> Request
Extract every line of the data below and reproduce each one verbatim.

> Records

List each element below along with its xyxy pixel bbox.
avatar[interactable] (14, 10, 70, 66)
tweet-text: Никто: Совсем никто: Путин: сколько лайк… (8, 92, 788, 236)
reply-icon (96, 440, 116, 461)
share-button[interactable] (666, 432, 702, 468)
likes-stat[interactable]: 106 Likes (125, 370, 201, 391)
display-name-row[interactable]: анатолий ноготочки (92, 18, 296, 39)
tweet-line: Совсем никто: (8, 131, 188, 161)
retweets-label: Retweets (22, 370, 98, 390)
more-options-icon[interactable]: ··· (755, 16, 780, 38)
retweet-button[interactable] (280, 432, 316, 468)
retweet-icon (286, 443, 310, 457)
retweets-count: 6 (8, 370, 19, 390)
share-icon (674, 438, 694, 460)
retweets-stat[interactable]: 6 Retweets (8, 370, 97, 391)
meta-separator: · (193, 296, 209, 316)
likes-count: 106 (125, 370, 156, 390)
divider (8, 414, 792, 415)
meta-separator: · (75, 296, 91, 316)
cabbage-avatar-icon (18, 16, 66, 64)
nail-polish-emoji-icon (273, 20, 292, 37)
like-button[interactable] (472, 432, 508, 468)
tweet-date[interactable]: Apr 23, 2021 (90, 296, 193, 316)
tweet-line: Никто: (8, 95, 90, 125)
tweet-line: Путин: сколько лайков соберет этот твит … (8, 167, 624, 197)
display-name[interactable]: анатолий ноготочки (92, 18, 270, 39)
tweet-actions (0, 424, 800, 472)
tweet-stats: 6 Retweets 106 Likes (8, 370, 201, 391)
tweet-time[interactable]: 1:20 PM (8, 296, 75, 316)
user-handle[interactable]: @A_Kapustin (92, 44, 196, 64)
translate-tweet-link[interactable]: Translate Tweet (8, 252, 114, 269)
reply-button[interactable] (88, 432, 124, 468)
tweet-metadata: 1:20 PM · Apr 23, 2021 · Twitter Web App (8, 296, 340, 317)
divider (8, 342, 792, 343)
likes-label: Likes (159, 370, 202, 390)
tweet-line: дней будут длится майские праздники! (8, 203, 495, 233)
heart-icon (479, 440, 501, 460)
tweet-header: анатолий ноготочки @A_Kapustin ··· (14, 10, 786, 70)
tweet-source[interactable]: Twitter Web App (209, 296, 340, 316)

> Written response
List each element below along with its xyxy pixel bbox.
avatar[interactable] (14, 10, 70, 66)
tweet-text: Никто: Совсем никто: Путин: сколько лайк… (8, 92, 788, 236)
reply-icon (96, 440, 116, 461)
share-button[interactable] (666, 432, 702, 468)
likes-stat[interactable]: 106 Likes (125, 370, 201, 391)
display-name-row[interactable]: анатолий ноготочки (92, 18, 296, 39)
tweet-line: Совсем никто: (8, 131, 188, 161)
retweets-label: Retweets (22, 370, 98, 390)
more-options-icon[interactable]: ··· (755, 16, 780, 38)
retweet-button[interactable] (280, 432, 316, 468)
retweet-icon (286, 443, 310, 457)
retweets-count: 6 (8, 370, 19, 390)
share-icon (674, 438, 694, 460)
retweets-stat[interactable]: 6 Retweets (8, 370, 97, 391)
meta-separator: · (193, 296, 209, 316)
likes-count: 106 (125, 370, 156, 390)
divider (8, 414, 792, 415)
meta-separator: · (75, 296, 91, 316)
cabbage-avatar-icon (18, 16, 66, 64)
nail-polish-emoji-icon (273, 20, 292, 37)
like-button[interactable] (472, 432, 508, 468)
tweet-date[interactable]: Apr 23, 2021 (90, 296, 193, 316)
tweet-line: Никто: (8, 95, 90, 125)
tweet-line: Путин: сколько лайков соберет этот твит … (8, 167, 624, 197)
display-name[interactable]: анатолий ноготочки (92, 18, 270, 39)
tweet-actions (0, 424, 800, 472)
tweet-stats: 6 Retweets 106 Likes (8, 370, 201, 391)
tweet-time[interactable]: 1:20 PM (8, 296, 75, 316)
user-handle[interactable]: @A_Kapustin (92, 44, 196, 64)
translate-tweet-link[interactable]: Translate Tweet (8, 252, 114, 269)
reply-button[interactable] (88, 432, 124, 468)
tweet-metadata: 1:20 PM · Apr 23, 2021 · Twitter Web App (8, 296, 340, 317)
divider (8, 342, 792, 343)
likes-label: Likes (159, 370, 202, 390)
tweet-line: дней будут длится майские праздники! (8, 203, 495, 233)
heart-icon (479, 440, 501, 460)
tweet-header: анатолий ноготочки @A_Kapustin ··· (14, 10, 786, 70)
tweet-source[interactable]: Twitter Web App (209, 296, 340, 316)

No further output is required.